(Collection entries)

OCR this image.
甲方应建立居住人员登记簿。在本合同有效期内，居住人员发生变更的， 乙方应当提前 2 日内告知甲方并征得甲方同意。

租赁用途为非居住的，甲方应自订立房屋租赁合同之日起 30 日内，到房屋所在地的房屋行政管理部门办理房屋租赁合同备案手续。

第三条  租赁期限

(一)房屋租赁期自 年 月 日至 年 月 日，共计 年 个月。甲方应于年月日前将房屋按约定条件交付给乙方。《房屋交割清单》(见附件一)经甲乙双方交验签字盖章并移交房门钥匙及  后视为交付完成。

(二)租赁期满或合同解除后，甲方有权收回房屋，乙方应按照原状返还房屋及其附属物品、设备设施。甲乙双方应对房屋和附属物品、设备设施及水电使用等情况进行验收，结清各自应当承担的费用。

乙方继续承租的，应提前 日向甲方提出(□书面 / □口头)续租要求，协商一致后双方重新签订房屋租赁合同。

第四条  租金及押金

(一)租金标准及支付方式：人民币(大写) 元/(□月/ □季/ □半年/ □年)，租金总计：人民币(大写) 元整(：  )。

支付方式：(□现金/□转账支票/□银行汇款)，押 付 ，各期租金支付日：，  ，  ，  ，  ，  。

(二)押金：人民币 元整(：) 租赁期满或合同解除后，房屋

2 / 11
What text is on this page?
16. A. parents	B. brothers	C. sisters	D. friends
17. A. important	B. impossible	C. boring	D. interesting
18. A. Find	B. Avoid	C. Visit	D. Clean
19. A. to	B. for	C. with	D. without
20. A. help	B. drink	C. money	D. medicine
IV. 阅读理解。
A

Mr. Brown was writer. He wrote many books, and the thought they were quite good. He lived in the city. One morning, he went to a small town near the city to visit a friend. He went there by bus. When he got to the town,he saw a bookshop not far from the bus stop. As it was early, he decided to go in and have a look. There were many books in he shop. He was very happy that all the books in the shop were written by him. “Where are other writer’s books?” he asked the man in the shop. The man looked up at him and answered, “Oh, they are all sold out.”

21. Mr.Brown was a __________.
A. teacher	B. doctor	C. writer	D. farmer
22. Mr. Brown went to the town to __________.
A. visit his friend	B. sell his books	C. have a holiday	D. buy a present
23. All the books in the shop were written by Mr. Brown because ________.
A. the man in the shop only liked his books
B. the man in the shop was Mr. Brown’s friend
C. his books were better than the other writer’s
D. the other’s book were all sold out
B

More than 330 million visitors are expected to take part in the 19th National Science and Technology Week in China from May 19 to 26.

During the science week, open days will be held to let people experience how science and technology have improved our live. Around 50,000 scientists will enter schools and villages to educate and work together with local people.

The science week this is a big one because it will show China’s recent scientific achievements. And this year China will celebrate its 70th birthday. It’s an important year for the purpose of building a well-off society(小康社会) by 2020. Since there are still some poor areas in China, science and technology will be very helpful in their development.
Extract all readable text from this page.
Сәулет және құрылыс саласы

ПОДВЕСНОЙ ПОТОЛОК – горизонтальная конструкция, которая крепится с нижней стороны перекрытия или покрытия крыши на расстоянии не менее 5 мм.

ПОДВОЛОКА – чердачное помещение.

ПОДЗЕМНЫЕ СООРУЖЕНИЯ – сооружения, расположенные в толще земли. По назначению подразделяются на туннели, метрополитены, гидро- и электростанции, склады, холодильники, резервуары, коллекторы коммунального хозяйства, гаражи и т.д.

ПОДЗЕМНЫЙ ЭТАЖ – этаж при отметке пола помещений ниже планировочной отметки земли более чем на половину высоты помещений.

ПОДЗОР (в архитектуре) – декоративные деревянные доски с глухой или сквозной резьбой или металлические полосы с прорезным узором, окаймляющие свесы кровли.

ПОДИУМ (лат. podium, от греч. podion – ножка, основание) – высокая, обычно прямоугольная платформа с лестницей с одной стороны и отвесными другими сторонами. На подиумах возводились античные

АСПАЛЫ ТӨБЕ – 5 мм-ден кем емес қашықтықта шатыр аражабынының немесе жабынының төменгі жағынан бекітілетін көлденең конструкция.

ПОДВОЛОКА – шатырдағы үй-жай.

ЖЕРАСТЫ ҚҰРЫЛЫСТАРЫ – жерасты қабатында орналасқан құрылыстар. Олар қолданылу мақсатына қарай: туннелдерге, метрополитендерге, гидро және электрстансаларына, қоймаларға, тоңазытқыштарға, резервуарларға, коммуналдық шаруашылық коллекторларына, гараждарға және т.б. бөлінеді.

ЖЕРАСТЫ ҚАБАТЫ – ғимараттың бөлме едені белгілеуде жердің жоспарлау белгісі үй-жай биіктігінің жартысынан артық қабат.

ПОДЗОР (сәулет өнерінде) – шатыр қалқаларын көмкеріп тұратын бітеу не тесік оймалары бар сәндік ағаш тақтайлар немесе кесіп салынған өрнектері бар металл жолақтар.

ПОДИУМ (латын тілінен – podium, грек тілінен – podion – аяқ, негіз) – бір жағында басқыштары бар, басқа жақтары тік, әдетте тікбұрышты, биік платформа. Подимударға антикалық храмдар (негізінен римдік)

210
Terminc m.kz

(PROBLEM) Check every line of the listing for the string "podium" and report how many lines have it, as a number alone.

(ANSWER TO THIS TASK) 2